Now in its seventh year, Web 2.0 Summit — running Monday to Wednesday in San Francisco this week — remains an exceptional experience for members of the tech community.
Over the years, Web 2.0 Summit has consistently pulled in the biggest names in the tech industry, and this year is no different, with Google CEO Eric Schmidt, Facebook founder Mark Zuckerberg, Twitter co-founder Evan Williams, FCC chairman Julius Genachowski and investment banker Frank Quattrone among those on tap.
“We have in our hands the power of the Internet,” co-founder Tim O’Reilly said in his opening remarks, extolling the growing ubiquity and capabilities of our mobile devices. Assaying the larger landscape, he added: “We’re entering a period of conflict, or intense competition on the Web.”
Here’s my Web 2.0 Summit photo set (so far).
Day 1 highlights
Loved Day 1. A few high points:
• Google’s Eric Schmidt, a regular at the summit, engaged in a fascinating discussion with hosts Tim O’Reilly and John Battelle about privacy in the digital age. When O’Reilly suggested that the use of face recognition technology is “inevitable,” Schmidt countered, “Trust me, that is not a no-brainer. … This debate will get worse, it’ll get harder, as technology progresses.” He said that one could no longer assume that “engineers’ political views” could pass muster in some cultures when rolling out a global service. For example, Google staffers assumed that blurring people’s faces and license plates in Google Street View would appease privacy advocates, but in some countries that still didn’t go far enough. Germans demanded that entire houses be blurred out if the residents requested, and political leaders in certain nations still think that’s not good enough.
• Eric Schmidt on Net Neutrality and Google’s joint statement with Verizon in support of different levels of Internet service, which has garnered Google widespread criticism: He said that the statement of principle was done in deference to the carriers’ history of 30 years under government regular for their land lines and their aversion to any regulation in the mobile space. ”
“We generally prefer that competition to produce the outcome” over government regulation, he said. A laudable premise — except when discussing predatory business tactics by the telecom industry.
• More Eric Schmidt: “Google Earth has changed my appreciation of the world.” Paired with Google Maps, it becomes “a transformative experience.”

### ACTION ITEM
Reproduce the Web 2.0 Summit text word for word, from "Over the years, Web" up to and including "those on tap.". The records have no connection to the Web 2.0 Summit text.

### EXTRACTED ENTRIES
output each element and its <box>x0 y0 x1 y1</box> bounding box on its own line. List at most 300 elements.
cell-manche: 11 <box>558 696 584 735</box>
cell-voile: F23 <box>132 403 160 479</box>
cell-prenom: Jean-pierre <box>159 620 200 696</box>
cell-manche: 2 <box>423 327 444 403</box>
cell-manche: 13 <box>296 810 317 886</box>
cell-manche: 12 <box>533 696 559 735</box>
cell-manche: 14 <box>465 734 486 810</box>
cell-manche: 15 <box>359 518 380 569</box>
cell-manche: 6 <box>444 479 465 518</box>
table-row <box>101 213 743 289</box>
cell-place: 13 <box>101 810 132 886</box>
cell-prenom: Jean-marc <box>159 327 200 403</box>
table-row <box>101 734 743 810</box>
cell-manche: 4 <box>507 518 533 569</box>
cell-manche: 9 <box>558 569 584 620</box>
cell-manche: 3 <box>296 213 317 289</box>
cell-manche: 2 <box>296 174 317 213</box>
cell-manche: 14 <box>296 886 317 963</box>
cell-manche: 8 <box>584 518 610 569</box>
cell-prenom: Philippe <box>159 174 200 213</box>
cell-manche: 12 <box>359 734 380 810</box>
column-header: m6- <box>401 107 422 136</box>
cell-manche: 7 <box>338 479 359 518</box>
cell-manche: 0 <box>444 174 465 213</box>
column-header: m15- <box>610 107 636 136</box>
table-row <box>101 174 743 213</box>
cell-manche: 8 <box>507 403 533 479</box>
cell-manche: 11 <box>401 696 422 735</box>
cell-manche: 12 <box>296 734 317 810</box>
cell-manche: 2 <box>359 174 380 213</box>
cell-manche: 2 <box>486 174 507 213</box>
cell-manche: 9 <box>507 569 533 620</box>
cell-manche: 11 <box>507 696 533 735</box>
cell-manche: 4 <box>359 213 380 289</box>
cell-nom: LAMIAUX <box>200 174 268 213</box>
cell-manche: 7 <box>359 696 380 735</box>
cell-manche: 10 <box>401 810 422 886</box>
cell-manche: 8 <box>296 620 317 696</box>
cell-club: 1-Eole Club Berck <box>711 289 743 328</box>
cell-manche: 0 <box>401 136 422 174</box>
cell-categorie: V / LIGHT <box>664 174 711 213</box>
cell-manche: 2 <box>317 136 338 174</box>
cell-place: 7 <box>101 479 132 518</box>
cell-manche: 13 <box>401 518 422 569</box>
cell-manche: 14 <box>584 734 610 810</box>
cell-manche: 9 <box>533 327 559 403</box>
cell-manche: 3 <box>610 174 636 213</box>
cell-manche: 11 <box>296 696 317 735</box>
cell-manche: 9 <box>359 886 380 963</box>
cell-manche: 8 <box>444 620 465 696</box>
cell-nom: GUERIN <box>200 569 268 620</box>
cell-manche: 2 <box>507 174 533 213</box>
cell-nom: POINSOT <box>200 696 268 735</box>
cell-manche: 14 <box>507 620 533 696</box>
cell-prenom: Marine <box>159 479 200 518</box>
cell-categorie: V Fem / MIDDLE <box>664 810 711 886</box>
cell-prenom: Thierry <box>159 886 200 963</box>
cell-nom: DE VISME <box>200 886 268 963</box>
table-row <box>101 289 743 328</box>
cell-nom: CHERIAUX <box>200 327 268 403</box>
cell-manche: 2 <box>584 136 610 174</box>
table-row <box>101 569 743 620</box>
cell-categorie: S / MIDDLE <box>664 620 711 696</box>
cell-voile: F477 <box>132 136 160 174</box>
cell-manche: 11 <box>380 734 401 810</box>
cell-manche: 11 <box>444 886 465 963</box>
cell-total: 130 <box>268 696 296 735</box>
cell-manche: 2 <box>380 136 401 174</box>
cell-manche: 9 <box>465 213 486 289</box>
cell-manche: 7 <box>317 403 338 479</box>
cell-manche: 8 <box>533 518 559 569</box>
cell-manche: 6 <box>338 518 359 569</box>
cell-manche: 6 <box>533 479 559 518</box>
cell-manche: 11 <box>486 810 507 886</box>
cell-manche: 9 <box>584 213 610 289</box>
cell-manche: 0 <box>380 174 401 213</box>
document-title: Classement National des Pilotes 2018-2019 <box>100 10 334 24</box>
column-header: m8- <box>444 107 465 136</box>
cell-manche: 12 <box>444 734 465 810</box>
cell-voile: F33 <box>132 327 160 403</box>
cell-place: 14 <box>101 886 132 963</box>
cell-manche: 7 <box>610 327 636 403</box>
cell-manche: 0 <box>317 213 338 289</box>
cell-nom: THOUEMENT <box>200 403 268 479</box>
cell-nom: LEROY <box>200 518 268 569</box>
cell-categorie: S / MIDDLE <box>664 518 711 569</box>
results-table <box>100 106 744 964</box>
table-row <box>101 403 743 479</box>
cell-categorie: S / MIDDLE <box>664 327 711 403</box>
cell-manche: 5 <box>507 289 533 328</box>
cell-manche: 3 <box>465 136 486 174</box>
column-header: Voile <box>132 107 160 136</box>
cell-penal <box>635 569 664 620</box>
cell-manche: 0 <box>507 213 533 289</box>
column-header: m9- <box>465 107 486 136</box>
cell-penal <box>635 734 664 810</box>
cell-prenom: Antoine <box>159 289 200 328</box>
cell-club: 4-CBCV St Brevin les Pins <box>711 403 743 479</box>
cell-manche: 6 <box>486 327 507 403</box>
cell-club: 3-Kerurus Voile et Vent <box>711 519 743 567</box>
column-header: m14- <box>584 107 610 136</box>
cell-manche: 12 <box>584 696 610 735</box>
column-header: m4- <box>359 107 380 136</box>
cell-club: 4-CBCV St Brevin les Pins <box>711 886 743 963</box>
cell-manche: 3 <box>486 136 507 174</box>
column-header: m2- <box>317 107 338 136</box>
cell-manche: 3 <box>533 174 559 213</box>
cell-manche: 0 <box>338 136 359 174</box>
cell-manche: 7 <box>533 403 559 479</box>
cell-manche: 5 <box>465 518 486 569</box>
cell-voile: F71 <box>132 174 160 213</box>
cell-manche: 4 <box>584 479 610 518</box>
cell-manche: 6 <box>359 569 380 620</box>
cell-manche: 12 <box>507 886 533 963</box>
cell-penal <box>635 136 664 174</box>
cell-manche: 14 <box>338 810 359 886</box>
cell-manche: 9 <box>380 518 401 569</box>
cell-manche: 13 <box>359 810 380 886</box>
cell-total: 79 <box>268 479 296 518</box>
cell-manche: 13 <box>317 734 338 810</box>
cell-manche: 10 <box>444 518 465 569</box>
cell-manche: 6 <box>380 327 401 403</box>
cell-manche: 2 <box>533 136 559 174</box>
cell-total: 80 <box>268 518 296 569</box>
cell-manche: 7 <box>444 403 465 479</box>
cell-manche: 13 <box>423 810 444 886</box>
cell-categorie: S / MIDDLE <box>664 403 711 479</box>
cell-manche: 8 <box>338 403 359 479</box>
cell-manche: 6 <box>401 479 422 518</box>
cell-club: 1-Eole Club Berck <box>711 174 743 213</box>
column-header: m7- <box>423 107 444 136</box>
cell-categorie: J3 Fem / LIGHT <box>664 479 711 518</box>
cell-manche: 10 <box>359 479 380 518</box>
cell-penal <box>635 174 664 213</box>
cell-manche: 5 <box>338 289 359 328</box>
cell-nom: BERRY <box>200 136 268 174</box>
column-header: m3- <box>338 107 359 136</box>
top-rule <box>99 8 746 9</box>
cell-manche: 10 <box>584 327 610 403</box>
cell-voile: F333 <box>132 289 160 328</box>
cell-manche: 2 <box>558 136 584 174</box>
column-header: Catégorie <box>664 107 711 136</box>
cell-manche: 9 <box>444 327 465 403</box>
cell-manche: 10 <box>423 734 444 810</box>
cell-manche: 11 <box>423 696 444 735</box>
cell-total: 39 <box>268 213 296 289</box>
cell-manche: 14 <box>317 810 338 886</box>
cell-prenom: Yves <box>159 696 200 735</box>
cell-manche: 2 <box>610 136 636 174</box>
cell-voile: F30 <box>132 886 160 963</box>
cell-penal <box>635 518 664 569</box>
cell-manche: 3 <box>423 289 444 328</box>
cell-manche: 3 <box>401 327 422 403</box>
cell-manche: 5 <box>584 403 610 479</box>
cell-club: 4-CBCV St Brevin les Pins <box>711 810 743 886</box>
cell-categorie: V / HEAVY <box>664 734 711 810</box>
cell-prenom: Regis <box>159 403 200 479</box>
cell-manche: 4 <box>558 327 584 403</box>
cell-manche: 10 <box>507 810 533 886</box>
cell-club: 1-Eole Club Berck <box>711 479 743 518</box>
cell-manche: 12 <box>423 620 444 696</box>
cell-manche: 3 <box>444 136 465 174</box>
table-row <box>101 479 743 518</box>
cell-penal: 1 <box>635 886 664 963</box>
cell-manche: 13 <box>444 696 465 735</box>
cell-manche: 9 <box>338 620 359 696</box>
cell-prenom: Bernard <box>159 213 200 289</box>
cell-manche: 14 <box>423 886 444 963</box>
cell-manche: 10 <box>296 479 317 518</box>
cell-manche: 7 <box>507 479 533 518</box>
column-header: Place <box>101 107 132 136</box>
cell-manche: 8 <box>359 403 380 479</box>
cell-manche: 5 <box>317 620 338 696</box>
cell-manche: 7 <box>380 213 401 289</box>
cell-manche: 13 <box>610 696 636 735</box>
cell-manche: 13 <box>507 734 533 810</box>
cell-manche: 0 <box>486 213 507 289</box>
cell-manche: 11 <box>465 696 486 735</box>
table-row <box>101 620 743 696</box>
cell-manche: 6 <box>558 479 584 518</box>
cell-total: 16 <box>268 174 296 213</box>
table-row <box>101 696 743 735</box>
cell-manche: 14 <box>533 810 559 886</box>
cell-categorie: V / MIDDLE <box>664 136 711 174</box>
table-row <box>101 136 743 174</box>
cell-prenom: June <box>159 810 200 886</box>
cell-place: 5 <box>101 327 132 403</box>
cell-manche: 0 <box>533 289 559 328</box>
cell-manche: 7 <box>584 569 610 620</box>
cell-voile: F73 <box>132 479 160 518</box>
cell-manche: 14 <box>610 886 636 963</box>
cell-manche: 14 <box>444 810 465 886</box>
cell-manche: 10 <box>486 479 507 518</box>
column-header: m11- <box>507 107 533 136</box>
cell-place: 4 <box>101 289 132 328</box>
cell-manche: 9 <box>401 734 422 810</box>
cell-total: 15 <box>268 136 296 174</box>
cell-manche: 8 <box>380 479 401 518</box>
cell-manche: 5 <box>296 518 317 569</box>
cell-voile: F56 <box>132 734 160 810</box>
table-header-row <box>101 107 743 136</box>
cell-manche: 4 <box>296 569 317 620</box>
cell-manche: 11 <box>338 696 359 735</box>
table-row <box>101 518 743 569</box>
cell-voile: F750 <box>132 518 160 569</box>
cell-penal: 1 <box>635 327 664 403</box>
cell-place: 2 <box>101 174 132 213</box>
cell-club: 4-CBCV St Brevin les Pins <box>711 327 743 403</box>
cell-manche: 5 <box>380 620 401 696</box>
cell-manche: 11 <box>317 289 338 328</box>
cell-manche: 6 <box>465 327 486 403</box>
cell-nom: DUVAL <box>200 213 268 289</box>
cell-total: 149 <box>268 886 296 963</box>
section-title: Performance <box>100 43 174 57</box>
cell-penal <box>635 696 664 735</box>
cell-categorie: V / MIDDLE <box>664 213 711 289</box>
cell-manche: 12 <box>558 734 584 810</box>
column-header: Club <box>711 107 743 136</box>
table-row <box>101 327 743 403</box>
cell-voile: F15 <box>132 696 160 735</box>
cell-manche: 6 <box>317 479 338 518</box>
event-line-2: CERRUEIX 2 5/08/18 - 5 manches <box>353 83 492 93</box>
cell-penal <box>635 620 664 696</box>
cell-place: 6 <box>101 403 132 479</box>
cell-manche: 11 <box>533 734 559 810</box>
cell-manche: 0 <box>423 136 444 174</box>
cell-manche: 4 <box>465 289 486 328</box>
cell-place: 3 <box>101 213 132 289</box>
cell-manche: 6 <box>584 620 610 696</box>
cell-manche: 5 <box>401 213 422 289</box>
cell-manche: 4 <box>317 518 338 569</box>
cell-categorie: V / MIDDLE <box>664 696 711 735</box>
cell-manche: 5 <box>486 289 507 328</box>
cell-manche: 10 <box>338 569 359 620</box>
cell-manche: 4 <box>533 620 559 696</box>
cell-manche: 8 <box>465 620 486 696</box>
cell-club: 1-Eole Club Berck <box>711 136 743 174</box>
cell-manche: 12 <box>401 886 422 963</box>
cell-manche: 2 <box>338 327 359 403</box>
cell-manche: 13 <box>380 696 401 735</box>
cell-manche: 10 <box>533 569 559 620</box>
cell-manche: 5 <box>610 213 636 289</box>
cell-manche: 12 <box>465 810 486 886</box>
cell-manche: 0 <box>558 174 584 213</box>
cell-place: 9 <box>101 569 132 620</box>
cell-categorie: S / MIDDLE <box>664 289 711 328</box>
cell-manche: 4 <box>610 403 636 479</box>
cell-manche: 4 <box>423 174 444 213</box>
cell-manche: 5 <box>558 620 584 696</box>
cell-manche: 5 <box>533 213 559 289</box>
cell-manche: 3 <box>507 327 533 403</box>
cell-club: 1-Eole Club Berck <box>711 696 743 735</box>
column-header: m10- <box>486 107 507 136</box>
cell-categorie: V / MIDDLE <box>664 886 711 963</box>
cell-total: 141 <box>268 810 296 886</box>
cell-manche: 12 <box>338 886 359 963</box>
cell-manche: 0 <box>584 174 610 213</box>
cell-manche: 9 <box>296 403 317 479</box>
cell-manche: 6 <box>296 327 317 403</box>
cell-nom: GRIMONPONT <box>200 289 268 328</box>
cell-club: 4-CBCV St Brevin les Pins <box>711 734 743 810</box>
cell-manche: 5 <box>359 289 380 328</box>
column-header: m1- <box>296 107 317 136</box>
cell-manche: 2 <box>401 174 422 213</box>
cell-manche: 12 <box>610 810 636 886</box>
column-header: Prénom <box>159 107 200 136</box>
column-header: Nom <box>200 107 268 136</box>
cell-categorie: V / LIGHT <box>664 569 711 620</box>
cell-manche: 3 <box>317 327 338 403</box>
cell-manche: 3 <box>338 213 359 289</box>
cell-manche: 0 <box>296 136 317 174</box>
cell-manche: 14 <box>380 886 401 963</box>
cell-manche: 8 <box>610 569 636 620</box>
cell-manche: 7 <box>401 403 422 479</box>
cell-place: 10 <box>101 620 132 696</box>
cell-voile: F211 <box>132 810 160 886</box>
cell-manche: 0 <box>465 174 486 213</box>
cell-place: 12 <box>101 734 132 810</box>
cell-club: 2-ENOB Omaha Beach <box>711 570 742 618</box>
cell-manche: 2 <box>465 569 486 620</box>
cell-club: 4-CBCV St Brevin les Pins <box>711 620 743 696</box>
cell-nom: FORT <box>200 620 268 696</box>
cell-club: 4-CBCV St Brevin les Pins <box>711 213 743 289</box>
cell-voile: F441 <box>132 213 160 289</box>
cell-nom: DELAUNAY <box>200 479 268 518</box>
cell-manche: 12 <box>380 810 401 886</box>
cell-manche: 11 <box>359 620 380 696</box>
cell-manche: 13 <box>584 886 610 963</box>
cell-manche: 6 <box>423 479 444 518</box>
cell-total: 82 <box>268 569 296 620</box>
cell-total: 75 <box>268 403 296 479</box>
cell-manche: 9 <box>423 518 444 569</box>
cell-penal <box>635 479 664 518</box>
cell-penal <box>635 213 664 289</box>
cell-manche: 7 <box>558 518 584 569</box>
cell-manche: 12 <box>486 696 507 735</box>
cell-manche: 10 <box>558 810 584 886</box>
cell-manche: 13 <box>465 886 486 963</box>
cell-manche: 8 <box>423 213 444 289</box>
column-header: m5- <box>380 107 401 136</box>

### TASK RESULT
Over the years, Web 2.0 Summit has consistently pulled in the biggest names in the tech industry, and this year is no different, with Google CEO Eric Schmidt, Facebook founder Mark Zuckerberg, Twitter co-founder Evan Williams, FCC chairman Julius Genachowski and investment banker Frank Quattrone among those on tap.